** begin **

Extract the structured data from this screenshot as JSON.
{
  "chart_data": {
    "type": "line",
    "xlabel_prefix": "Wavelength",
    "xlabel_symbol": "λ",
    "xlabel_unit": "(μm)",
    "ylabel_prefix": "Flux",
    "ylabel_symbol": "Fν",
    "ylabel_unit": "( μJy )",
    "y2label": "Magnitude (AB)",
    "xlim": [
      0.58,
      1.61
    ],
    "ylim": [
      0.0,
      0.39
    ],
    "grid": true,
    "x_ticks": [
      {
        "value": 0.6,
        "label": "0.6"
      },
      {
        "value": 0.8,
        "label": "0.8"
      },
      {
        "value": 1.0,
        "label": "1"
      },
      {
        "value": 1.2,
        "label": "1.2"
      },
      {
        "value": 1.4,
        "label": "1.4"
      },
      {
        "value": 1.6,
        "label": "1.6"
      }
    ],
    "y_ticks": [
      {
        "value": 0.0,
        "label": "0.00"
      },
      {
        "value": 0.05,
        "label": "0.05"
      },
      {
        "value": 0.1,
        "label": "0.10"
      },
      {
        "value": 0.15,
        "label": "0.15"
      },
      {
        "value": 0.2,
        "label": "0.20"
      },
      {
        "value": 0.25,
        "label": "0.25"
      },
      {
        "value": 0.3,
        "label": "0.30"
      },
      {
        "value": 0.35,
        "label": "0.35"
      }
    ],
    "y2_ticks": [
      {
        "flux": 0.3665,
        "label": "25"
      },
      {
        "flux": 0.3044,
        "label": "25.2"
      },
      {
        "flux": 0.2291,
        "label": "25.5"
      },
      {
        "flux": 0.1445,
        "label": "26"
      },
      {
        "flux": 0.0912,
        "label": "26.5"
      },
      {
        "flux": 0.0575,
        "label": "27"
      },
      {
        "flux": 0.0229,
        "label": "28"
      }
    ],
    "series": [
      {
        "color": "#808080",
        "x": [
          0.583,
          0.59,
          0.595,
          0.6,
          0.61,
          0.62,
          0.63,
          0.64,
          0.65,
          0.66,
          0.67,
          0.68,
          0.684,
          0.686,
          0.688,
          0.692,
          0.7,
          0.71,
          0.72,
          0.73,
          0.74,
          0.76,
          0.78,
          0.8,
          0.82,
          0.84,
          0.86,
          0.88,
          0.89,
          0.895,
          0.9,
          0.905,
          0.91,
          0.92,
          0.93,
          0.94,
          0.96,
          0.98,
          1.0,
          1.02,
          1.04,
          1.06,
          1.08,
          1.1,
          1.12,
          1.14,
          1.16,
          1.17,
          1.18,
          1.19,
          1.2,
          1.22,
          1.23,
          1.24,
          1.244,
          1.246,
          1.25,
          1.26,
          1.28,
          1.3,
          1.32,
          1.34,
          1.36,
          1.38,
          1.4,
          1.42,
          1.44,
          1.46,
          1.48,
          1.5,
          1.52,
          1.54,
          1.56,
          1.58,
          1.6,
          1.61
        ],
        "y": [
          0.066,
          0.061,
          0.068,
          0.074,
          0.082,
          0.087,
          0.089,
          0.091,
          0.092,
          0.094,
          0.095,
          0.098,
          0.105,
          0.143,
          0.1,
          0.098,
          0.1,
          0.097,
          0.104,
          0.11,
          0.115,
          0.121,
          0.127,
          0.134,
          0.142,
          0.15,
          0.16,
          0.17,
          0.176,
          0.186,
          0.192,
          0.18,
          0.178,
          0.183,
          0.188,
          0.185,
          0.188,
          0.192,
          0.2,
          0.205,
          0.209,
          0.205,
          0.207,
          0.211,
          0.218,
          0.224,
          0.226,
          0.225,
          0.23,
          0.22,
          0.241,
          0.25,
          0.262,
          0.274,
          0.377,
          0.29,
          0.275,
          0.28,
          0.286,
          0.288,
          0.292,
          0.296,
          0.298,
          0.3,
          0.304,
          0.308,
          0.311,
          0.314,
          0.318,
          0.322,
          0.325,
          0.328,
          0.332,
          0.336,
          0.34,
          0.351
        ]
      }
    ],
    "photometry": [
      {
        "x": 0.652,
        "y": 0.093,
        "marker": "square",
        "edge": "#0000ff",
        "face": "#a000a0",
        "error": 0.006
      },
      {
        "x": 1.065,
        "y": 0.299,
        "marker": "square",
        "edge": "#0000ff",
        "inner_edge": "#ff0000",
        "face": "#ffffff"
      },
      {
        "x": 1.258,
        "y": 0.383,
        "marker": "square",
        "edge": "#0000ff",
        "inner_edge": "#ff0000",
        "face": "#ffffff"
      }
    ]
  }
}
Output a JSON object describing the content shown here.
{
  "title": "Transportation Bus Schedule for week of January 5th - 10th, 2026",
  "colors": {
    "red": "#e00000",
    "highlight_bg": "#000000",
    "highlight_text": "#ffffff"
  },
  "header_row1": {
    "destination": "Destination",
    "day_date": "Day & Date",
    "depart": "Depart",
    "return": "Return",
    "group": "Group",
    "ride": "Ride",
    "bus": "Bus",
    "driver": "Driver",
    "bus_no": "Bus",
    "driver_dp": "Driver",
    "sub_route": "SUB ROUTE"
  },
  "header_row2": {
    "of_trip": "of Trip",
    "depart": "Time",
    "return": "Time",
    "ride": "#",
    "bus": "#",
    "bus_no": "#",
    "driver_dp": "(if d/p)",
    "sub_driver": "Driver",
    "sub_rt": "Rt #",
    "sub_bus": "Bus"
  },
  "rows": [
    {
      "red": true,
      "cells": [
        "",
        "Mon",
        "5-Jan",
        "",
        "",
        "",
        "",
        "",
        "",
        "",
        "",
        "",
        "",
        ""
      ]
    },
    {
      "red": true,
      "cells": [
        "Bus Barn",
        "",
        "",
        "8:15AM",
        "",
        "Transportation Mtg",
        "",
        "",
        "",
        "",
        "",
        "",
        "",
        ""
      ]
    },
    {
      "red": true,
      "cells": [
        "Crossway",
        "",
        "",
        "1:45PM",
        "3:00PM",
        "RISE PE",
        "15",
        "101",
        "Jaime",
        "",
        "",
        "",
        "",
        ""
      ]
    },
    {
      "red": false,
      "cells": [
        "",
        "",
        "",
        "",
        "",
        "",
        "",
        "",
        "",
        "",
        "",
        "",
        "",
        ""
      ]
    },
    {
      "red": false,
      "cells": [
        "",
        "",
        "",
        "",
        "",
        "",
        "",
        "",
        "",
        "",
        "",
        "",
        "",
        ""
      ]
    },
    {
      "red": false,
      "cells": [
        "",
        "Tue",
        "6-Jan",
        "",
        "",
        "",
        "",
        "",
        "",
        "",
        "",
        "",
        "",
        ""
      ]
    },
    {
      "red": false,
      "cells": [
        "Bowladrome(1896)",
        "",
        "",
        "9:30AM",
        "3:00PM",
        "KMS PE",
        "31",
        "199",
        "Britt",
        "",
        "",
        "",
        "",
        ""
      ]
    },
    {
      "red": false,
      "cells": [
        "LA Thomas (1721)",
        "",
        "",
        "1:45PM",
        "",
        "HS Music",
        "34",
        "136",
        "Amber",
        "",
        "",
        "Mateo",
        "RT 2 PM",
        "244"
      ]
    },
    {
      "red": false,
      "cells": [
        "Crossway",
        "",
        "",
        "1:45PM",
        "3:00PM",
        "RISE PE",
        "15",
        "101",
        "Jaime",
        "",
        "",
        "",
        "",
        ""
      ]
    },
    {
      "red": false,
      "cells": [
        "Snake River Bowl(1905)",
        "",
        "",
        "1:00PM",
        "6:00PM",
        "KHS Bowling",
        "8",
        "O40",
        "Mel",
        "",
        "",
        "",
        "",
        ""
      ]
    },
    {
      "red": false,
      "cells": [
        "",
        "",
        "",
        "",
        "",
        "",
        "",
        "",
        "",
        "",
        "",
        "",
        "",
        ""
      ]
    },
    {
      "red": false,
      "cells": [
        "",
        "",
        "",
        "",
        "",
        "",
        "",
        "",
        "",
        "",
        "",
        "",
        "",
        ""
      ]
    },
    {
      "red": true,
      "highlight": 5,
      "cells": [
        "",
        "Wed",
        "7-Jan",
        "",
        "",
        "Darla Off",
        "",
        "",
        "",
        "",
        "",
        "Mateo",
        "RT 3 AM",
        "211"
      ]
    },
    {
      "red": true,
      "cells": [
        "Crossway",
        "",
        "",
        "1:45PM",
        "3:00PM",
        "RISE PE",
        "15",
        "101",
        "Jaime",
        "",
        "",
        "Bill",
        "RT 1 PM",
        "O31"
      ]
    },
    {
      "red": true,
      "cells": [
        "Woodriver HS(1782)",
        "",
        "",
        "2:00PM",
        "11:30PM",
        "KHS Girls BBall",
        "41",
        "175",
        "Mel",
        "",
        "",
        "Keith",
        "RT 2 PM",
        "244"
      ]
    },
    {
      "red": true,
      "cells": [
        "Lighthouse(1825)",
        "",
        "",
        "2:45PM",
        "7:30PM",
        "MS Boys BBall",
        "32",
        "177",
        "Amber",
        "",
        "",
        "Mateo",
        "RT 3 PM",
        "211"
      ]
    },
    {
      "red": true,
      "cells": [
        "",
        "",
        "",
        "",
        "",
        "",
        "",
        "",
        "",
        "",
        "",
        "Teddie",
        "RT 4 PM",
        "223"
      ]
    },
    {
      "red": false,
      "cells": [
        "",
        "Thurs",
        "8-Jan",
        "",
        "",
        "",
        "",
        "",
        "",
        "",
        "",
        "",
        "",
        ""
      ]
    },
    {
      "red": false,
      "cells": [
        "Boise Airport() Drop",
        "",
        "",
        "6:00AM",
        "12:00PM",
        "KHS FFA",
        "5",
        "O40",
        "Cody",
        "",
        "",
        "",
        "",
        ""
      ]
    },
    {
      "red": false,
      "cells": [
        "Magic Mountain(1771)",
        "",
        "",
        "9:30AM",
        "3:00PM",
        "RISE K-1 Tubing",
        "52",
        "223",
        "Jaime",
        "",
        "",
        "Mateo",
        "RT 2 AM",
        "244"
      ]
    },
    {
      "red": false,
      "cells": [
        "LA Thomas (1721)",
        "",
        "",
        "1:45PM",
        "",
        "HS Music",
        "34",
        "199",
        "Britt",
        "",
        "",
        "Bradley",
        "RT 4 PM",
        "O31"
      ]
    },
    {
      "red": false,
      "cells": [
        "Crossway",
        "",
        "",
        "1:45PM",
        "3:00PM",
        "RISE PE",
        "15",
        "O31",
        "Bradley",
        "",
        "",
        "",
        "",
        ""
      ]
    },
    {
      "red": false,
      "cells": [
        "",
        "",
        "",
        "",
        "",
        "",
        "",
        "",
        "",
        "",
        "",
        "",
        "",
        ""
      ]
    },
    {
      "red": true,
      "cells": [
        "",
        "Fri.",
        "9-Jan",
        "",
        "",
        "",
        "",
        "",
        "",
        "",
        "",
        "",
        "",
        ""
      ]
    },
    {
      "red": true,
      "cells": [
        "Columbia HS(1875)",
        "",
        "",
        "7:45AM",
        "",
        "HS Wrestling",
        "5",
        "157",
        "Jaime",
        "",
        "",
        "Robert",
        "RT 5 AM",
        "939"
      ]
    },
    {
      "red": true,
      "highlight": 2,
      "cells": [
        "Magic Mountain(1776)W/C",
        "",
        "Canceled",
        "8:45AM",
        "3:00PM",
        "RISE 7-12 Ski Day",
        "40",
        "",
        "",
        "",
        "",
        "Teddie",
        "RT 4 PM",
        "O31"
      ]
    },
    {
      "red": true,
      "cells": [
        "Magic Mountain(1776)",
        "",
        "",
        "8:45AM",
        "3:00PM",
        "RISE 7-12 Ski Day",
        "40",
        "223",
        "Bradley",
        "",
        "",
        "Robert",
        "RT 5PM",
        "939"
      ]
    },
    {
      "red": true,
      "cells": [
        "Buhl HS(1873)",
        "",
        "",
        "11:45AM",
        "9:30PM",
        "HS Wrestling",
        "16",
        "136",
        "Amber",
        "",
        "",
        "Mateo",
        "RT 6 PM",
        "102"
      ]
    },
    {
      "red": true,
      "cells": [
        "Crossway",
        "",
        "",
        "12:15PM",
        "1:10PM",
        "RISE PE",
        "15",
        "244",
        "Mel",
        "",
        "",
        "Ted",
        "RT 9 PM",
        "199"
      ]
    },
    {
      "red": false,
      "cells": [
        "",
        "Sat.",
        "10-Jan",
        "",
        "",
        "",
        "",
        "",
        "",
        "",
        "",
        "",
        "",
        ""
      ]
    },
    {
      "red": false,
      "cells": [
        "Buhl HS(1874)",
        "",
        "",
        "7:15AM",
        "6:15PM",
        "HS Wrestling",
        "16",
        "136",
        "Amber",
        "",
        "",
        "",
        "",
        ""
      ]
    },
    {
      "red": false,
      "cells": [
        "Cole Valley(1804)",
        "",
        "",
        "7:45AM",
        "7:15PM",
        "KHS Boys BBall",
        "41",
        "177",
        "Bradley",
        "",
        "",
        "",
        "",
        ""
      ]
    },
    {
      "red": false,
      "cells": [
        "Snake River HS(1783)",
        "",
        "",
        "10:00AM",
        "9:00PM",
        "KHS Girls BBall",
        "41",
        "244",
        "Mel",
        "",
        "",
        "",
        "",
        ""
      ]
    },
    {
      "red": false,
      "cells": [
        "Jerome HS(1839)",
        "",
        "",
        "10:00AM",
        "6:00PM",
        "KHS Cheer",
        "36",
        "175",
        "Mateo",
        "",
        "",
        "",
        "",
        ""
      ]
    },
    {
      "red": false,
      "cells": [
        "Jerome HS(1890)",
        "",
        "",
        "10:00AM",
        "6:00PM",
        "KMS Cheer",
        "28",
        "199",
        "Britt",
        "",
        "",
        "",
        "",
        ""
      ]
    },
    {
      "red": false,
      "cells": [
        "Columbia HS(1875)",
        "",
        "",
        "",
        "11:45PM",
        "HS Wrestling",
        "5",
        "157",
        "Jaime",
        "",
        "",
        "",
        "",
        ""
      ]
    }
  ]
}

** end **

◆ What to work on ◆
Take every line that includes the string "Transportation" and copy it.

◆ Solution for this exercise ◆
  "title": "Transportation Bus Schedule for week of January 5th - 10th, 2026",
        "Transportation Mtg",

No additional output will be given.